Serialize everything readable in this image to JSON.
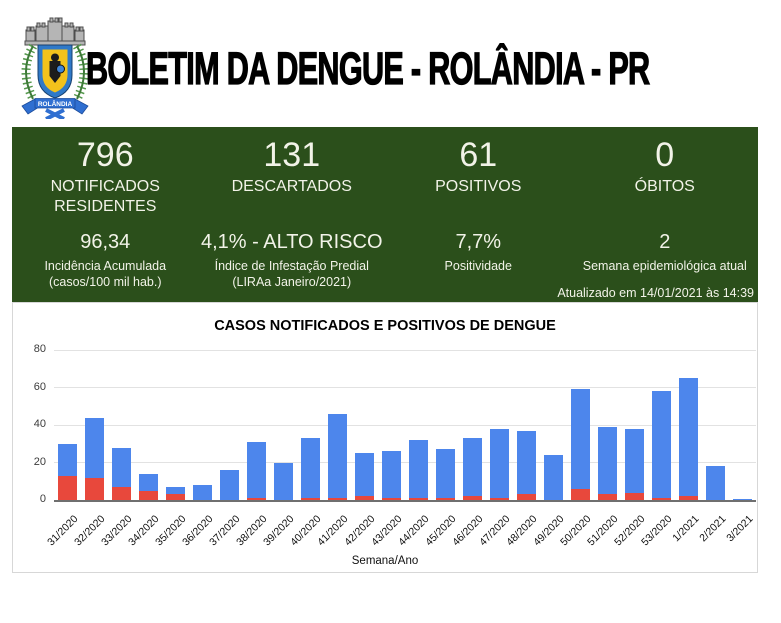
{
  "header": {
    "title": "BOLETIM DA DENGUE - ROLÂNDIA - PR",
    "logo": {
      "name": "rolandia-coat-of-arms",
      "banner_text": "ROLÂNDIA",
      "colors": {
        "shield_border": "#2f79c8",
        "shield_field": "#f2c21c",
        "branches": "#55984d",
        "crown": "#b5b5b5",
        "ribbon": "#2f6fd1"
      }
    }
  },
  "summary_panel": {
    "bg_color": "#2b4f1b",
    "text_color": "#f2f3e8",
    "stats_row1": [
      {
        "value": "796",
        "label": "NOTIFICADOS RESIDENTES"
      },
      {
        "value": "131",
        "label": "DESCARTADOS"
      },
      {
        "value": "61",
        "label": "POSITIVOS"
      },
      {
        "value": "0",
        "label": "ÓBITOS"
      }
    ],
    "stats_row2": [
      {
        "value": "96,34",
        "label": "Incidência Acumulada (casos/100 mil hab.)"
      },
      {
        "value": "4,1% - ALTO RISCO",
        "label": "Índice de Infestação Predial (LIRAa Janeiro/2021)"
      },
      {
        "value": "7,7%",
        "label": "Positividade"
      },
      {
        "value": "2",
        "label": "Semana epidemiológica atual"
      }
    ],
    "updated_text": "Atualizado em 14/01/2021 às 14:39"
  },
  "chart_data": {
    "type": "bar",
    "stacked": true,
    "title": "CASOS NOTIFICADOS E POSITIVOS DE DENGUE",
    "xlabel": "Semana/Ano",
    "ylabel": "",
    "ylim": [
      0,
      80
    ],
    "yticks": [
      0,
      20,
      40,
      60,
      80
    ],
    "grid": true,
    "legend": "none",
    "categories": [
      "31/2020",
      "32/2020",
      "33/2020",
      "34/2020",
      "35/2020",
      "36/2020",
      "37/2020",
      "38/2020",
      "39/2020",
      "40/2020",
      "41/2020",
      "42/2020",
      "43/2020",
      "44/2020",
      "45/2020",
      "46/2020",
      "47/2020",
      "48/2020",
      "49/2020",
      "50/2020",
      "51/2020",
      "52/2020",
      "53/2020",
      "1/2021",
      "2/2021",
      "3/2021"
    ],
    "series": [
      {
        "name": "Positivos",
        "color": "#e8483c",
        "values": [
          13,
          12,
          7,
          5,
          3,
          0,
          0,
          1,
          0,
          1,
          1,
          2,
          1,
          1,
          1,
          2,
          1,
          3,
          0,
          6,
          3,
          4,
          1,
          2,
          0,
          0
        ]
      },
      {
        "name": "Notificados",
        "color": "#4d86ec",
        "values": [
          17,
          32,
          21,
          9,
          4,
          8,
          16,
          30,
          20,
          32,
          45,
          23,
          25,
          31,
          26,
          31,
          37,
          34,
          24,
          53,
          36,
          34,
          57,
          63,
          18,
          0.5
        ]
      }
    ],
    "totals": [
      30,
      44,
      28,
      14,
      7,
      8,
      16,
      31,
      20,
      33,
      46,
      25,
      26,
      32,
      27,
      33,
      38,
      37,
      24,
      59,
      39,
      38,
      58,
      65,
      18,
      0.5
    ]
  }
}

:: OBJECTIVE ::
Without the pictures, write out the whole listing above exactly as it appears.

:: SOLUTION TO THE EXERCISE ::
Serialize everything readable in this image to JSON.
{
  "header": {
    "title": "BOLETIM DA DENGUE - ROLÂNDIA - PR",
    "logo": {
      "name": "rolandia-coat-of-arms",
      "banner_text": "ROLÂNDIA",
      "colors": {
        "shield_border": "#2f79c8",
        "shield_field": "#f2c21c",
        "branches": "#55984d",
        "crown": "#b5b5b5",
        "ribbon": "#2f6fd1"
      }
    }
  },
  "summary_panel": {
    "bg_color": "#2b4f1b",
    "text_color": "#f2f3e8",
    "stats_row1": [
      {
        "value": "796",
        "label": "NOTIFICADOS RESIDENTES"
      },
      {
        "value": "131",
        "label": "DESCARTADOS"
      },
      {
        "value": "61",
        "label": "POSITIVOS"
      },
      {
        "value": "0",
        "label": "ÓBITOS"
      }
    ],
    "stats_row2": [
      {
        "value": "96,34",
        "label": "Incidência Acumulada (casos/100 mil hab.)"
      },
      {
        "value": "4,1% - ALTO RISCO",
        "label": "Índice de Infestação Predial (LIRAa Janeiro/2021)"
      },
      {
        "value": "7,7%",
        "label": "Positividade"
      },
      {
        "value": "2",
        "label": "Semana epidemiológica atual"
      }
    ],
    "updated_text": "Atualizado em 14/01/2021 às 14:39"
  },
  "chart_data": {
    "type": "bar",
    "stacked": true,
    "title": "CASOS NOTIFICADOS E POSITIVOS DE DENGUE",
    "xlabel": "Semana/Ano",
    "ylabel": "",
    "ylim": [
      0,
      80
    ],
    "yticks": [
      0,
      20,
      40,
      60,
      80
    ],
    "grid": true,
    "legend": "none",
    "categories": [
      "31/2020",
      "32/2020",
      "33/2020",
      "34/2020",
      "35/2020",
      "36/2020",
      "37/2020",
      "38/2020",
      "39/2020",
      "40/2020",
      "41/2020",
      "42/2020",
      "43/2020",
      "44/2020",
      "45/2020",
      "46/2020",
      "47/2020",
      "48/2020",
      "49/2020",
      "50/2020",
      "51/2020",
      "52/2020",
      "53/2020",
      "1/2021",
      "2/2021",
      "3/2021"
    ],
    "series": [
      {
        "name": "Positivos",
        "color": "#e8483c",
        "values": [
          13,
          12,
          7,
          5,
          3,
          0,
          0,
          1,
          0,
          1,
          1,
          2,
          1,
          1,
          1,
          2,
          1,
          3,
          0,
          6,
          3,
          4,
          1,
          2,
          0,
          0
        ]
      },
      {
        "name": "Notificados",
        "color": "#4d86ec",
        "values": [
          17,
          32,
          21,
          9,
          4,
          8,
          16,
          30,
          20,
          32,
          45,
          23,
          25,
          31,
          26,
          31,
          37,
          34,
          24,
          53,
          36,
          34,
          57,
          63,
          18,
          0.5
        ]
      }
    ],
    "totals": [
      30,
      44,
      28,
      14,
      7,
      8,
      16,
      31,
      20,
      33,
      46,
      25,
      26,
      32,
      27,
      33,
      38,
      37,
      24,
      59,
      39,
      38,
      58,
      65,
      18,
      0.5
    ]
  }
}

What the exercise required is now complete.